→ **Aim**
Return every record verbatim.

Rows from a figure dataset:

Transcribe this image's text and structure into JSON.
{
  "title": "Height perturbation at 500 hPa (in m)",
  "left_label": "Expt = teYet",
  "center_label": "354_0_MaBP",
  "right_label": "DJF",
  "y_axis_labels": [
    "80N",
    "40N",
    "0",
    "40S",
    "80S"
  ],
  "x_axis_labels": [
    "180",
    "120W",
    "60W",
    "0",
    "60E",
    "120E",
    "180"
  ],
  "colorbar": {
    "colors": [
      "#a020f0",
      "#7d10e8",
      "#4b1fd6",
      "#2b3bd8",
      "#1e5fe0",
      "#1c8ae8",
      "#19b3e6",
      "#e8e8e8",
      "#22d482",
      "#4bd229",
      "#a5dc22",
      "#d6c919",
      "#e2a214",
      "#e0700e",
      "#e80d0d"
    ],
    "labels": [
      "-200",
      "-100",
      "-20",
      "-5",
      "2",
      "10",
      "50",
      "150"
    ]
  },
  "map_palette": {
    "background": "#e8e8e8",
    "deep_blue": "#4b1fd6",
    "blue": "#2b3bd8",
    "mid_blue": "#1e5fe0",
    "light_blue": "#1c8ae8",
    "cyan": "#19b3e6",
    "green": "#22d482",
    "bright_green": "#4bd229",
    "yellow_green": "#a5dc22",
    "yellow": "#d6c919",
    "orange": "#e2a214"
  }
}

→ **The result**
Transcribe this image's text and structure into JSON.
{
  "title": "Height perturbation at 500 hPa (in m)",
  "left_label": "Expt = teYet",
  "center_label": "354_0_MaBP",
  "right_label": "DJF",
  "y_axis_labels": [
    "80N",
    "40N",
    "0",
    "40S",
    "80S"
  ],
  "x_axis_labels": [
    "180",
    "120W",
    "60W",
    "0",
    "60E",
    "120E",
    "180"
  ],
  "colorbar": {
    "colors": [
      "#a020f0",
      "#7d10e8",
      "#4b1fd6",
      "#2b3bd8",
      "#1e5fe0",
      "#1c8ae8",
      "#19b3e6",
      "#e8e8e8",
      "#22d482",
      "#4bd229",
      "#a5dc22",
      "#d6c919",
      "#e2a214",
      "#e0700e",
      "#e80d0d"
    ],
    "labels": [
      "-200",
      "-100",
      "-20",
      "-5",
      "2",
      "10",
      "50",
      "150"
    ]
  },
  "map_palette": {
    "background": "#e8e8e8",
    "deep_blue": "#4b1fd6",
    "blue": "#2b3bd8",
    "mid_blue": "#1e5fe0",
    "light_blue": "#1c8ae8",
    "cyan": "#19b3e6",
    "green": "#22d482",
    "bright_green": "#4bd229",
    "yellow_green": "#a5dc22",
    "yellow": "#d6c919",
    "orange": "#e2a214"
  }
}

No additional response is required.